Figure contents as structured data
- - - - - - -

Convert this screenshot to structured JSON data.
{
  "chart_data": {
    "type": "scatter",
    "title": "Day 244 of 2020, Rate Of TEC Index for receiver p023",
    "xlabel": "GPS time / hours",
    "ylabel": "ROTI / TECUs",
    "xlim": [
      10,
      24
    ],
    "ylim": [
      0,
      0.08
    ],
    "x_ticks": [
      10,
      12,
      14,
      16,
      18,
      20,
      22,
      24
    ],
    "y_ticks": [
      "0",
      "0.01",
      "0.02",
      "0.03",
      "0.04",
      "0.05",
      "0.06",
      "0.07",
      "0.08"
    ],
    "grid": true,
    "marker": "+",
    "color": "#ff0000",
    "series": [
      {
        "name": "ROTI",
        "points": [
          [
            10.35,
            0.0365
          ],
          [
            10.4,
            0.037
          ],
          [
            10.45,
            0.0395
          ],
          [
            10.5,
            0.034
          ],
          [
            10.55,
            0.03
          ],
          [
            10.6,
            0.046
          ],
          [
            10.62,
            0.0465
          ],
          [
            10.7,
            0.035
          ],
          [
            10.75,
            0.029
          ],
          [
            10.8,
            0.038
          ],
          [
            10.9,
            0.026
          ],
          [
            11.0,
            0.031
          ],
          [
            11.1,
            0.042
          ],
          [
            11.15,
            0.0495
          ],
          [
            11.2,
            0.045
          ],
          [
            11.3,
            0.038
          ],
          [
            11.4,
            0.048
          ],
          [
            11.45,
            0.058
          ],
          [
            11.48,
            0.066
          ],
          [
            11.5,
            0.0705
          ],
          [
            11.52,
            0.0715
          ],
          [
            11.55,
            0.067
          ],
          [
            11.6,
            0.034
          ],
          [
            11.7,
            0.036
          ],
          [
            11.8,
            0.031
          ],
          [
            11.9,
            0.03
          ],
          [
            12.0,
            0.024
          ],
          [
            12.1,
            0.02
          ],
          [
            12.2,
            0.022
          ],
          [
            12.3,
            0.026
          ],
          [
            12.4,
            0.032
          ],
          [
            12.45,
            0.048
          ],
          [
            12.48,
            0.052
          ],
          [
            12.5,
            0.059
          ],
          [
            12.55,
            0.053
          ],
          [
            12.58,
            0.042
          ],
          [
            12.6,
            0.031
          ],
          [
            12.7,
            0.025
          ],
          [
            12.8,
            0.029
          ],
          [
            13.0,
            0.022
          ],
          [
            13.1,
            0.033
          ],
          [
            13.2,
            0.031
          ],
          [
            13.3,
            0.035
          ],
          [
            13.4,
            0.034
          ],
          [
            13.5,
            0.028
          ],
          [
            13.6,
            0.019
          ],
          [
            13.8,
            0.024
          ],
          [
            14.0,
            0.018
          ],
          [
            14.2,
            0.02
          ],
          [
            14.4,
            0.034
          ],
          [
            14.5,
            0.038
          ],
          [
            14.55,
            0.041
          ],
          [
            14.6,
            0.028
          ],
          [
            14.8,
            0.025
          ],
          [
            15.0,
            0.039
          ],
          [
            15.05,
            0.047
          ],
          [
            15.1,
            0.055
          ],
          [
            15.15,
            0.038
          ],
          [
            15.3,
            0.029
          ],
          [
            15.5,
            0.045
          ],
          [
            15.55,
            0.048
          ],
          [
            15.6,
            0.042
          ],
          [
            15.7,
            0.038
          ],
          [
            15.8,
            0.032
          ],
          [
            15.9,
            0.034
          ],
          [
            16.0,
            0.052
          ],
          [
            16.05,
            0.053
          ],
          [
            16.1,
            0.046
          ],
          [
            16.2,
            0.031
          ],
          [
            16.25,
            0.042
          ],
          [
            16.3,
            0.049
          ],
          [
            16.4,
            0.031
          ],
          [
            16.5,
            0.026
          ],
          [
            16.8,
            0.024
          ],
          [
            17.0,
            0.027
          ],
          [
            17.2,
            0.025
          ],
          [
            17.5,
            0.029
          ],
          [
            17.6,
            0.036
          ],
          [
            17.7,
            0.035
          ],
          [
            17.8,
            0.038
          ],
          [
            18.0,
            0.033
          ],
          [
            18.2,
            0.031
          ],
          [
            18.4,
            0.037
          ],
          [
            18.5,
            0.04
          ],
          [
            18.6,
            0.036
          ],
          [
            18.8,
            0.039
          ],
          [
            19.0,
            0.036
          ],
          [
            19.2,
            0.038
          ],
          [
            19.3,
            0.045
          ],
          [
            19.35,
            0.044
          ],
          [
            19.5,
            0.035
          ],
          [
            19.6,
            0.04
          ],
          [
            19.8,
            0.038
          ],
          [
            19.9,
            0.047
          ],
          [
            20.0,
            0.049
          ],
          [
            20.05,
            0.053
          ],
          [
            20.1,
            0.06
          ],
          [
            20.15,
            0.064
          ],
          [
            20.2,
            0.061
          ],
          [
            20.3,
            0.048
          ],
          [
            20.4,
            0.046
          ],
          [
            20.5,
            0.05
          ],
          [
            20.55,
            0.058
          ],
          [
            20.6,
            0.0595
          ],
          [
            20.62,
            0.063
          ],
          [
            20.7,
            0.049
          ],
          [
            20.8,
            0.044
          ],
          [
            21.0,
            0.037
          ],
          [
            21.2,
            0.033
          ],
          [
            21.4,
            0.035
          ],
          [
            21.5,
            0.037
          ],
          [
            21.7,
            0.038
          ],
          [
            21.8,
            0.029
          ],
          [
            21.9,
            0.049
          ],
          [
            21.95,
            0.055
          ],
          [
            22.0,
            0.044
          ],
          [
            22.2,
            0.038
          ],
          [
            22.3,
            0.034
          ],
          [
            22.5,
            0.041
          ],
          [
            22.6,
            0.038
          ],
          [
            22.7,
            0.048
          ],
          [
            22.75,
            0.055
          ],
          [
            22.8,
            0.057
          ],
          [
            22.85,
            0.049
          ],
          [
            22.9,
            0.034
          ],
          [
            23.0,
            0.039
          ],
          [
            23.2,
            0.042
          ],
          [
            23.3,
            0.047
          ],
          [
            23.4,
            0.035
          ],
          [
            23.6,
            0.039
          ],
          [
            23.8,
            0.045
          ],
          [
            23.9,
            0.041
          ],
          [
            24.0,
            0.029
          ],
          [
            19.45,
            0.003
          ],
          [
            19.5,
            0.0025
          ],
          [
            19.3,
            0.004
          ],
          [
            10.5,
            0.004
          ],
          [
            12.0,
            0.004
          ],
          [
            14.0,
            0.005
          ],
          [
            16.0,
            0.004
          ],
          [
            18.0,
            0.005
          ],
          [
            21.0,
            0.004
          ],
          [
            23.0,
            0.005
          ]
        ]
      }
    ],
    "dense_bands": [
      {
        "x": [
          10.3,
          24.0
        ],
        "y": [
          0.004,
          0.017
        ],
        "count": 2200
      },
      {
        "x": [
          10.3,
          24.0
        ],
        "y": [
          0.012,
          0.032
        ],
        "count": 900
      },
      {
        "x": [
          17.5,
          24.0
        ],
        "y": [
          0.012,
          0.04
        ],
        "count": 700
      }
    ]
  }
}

- - - - - - -

WHAT YOU NEED TO DO
Each line of the material above must be retyped precisely.

RESULT OF THE EXERCISE
Convert this screenshot to structured JSON data.
{
  "chart_data": {
    "type": "scatter",
    "title": "Day 244 of 2020, Rate Of TEC Index for receiver p023",
    "xlabel": "GPS time / hours",
    "ylabel": "ROTI / TECUs",
    "xlim": [
      10,
      24
    ],
    "ylim": [
      0,
      0.08
    ],
    "x_ticks": [
      10,
      12,
      14,
      16,
      18,
      20,
      22,
      24
    ],
    "y_ticks": [
      "0",
      "0.01",
      "0.02",
      "0.03",
      "0.04",
      "0.05",
      "0.06",
      "0.07",
      "0.08"
    ],
    "grid": true,
    "marker": "+",
    "color": "#ff0000",
    "series": [
      {
        "name": "ROTI",
        "points": [
          [
            10.35,
            0.0365
          ],
          [
            10.4,
            0.037
          ],
          [
            10.45,
            0.0395
          ],
          [
            10.5,
            0.034
          ],
          [
            10.55,
            0.03
          ],
          [
            10.6,
            0.046
          ],
          [
            10.62,
            0.0465
          ],
          [
            10.7,
            0.035
          ],
          [
            10.75,
            0.029
          ],
          [
            10.8,
            0.038
          ],
          [
            10.9,
            0.026
          ],
          [
            11.0,
            0.031
          ],
          [
            11.1,
            0.042
          ],
          [
            11.15,
            0.0495
          ],
          [
            11.2,
            0.045
          ],
          [
            11.3,
            0.038
          ],
          [
            11.4,
            0.048
          ],
          [
            11.45,
            0.058
          ],
          [
            11.48,
            0.066
          ],
          [
            11.5,
            0.0705
          ],
          [
            11.52,
            0.0715
          ],
          [
            11.55,
            0.067
          ],
          [
            11.6,
            0.034
          ],
          [
            11.7,
            0.036
          ],
          [
            11.8,
            0.031
          ],
          [
            11.9,
            0.03
          ],
          [
            12.0,
            0.024
          ],
          [
            12.1,
            0.02
          ],
          [
            12.2,
            0.022
          ],
          [
            12.3,
            0.026
          ],
          [
            12.4,
            0.032
          ],
          [
            12.45,
            0.048
          ],
          [
            12.48,
            0.052
          ],
          [
            12.5,
            0.059
          ],
          [
            12.55,
            0.053
          ],
          [
            12.58,
            0.042
          ],
          [
            12.6,
            0.031
          ],
          [
            12.7,
            0.025
          ],
          [
            12.8,
            0.029
          ],
          [
            13.0,
            0.022
          ],
          [
            13.1,
            0.033
          ],
          [
            13.2,
            0.031
          ],
          [
            13.3,
            0.035
          ],
          [
            13.4,
            0.034
          ],
          [
            13.5,
            0.028
          ],
          [
            13.6,
            0.019
          ],
          [
            13.8,
            0.024
          ],
          [
            14.0,
            0.018
          ],
          [
            14.2,
            0.02
          ],
          [
            14.4,
            0.034
          ],
          [
            14.5,
            0.038
          ],
          [
            14.55,
            0.041
          ],
          [
            14.6,
            0.028
          ],
          [
            14.8,
            0.025
          ],
          [
            15.0,
            0.039
          ],
          [
            15.05,
            0.047
          ],
          [
            15.1,
            0.055
          ],
          [
            15.15,
            0.038
          ],
          [
            15.3,
            0.029
          ],
          [
            15.5,
            0.045
          ],
          [
            15.55,
            0.048
          ],
          [
            15.6,
            0.042
          ],
          [
            15.7,
            0.038
          ],
          [
            15.8,
            0.032
          ],
          [
            15.9,
            0.034
          ],
          [
            16.0,
            0.052
          ],
          [
            16.05,
            0.053
          ],
          [
            16.1,
            0.046
          ],
          [
            16.2,
            0.031
          ],
          [
            16.25,
            0.042
          ],
          [
            16.3,
            0.049
          ],
          [
            16.4,
            0.031
          ],
          [
            16.5,
            0.026
          ],
          [
            16.8,
            0.024
          ],
          [
            17.0,
            0.027
          ],
          [
            17.2,
            0.025
          ],
          [
            17.5,
            0.029
          ],
          [
            17.6,
            0.036
          ],
          [
            17.7,
            0.035
          ],
          [
            17.8,
            0.038
          ],
          [
            18.0,
            0.033
          ],
          [
            18.2,
            0.031
          ],
          [
            18.4,
            0.037
          ],
          [
            18.5,
            0.04
          ],
          [
            18.6,
            0.036
          ],
          [
            18.8,
            0.039
          ],
          [
            19.0,
            0.036
          ],
          [
            19.2,
            0.038
          ],
          [
            19.3,
            0.045
          ],
          [
            19.35,
            0.044
          ],
          [
            19.5,
            0.035
          ],
          [
            19.6,
            0.04
          ],
          [
            19.8,
            0.038
          ],
          [
            19.9,
            0.047
          ],
          [
            20.0,
            0.049
          ],
          [
            20.05,
            0.053
          ],
          [
            20.1,
            0.06
          ],
          [
            20.15,
            0.064
          ],
          [
            20.2,
            0.061
          ],
          [
            20.3,
            0.048
          ],
          [
            20.4,
            0.046
          ],
          [
            20.5,
            0.05
          ],
          [
            20.55,
            0.058
          ],
          [
            20.6,
            0.0595
          ],
          [
            20.62,
            0.063
          ],
          [
            20.7,
            0.049
          ],
          [
            20.8,
            0.044
          ],
          [
            21.0,
            0.037
          ],
          [
            21.2,
            0.033
          ],
          [
            21.4,
            0.035
          ],
          [
            21.5,
            0.037
          ],
          [
            21.7,
            0.038
          ],
          [
            21.8,
            0.029
          ],
          [
            21.9,
            0.049
          ],
          [
            21.95,
            0.055
          ],
          [
            22.0,
            0.044
          ],
          [
            22.2,
            0.038
          ],
          [
            22.3,
            0.034
          ],
          [
            22.5,
            0.041
          ],
          [
            22.6,
            0.038
          ],
          [
            22.7,
            0.048
          ],
          [
            22.75,
            0.055
          ],
          [
            22.8,
            0.057
          ],
          [
            22.85,
            0.049
          ],
          [
            22.9,
            0.034
          ],
          [
            23.0,
            0.039
          ],
          [
            23.2,
            0.042
          ],
          [
            23.3,
            0.047
          ],
          [
            23.4,
            0.035
          ],
          [
            23.6,
            0.039
          ],
          [
            23.8,
            0.045
          ],
          [
            23.9,
            0.041
          ],
          [
            24.0,
            0.029
          ],
          [
            19.45,
            0.003
          ],
          [
            19.5,
            0.0025
          ],
          [
            19.3,
            0.004
          ],
          [
            10.5,
            0.004
          ],
          [
            12.0,
            0.004
          ],
          [
            14.0,
            0.005
          ],
          [
            16.0,
            0.004
          ],
          [
            18.0,
            0.005
          ],
          [
            21.0,
            0.004
          ],
          [
            23.0,
            0.005
          ]
        ]
      }
    ],
    "dense_bands": [
      {
        "x": [
          10.3,
          24.0
        ],
        "y": [
          0.004,
          0.017
        ],
        "count": 2200
      },
      {
        "x": [
          10.3,
          24.0
        ],
        "y": [
          0.012,
          0.032
        ],
        "count": 900
      },
      {
        "x": [
          17.5,
          24.0
        ],
        "y": [
          0.012,
          0.04
        ],
        "count": 700
      }
    ]
  }
}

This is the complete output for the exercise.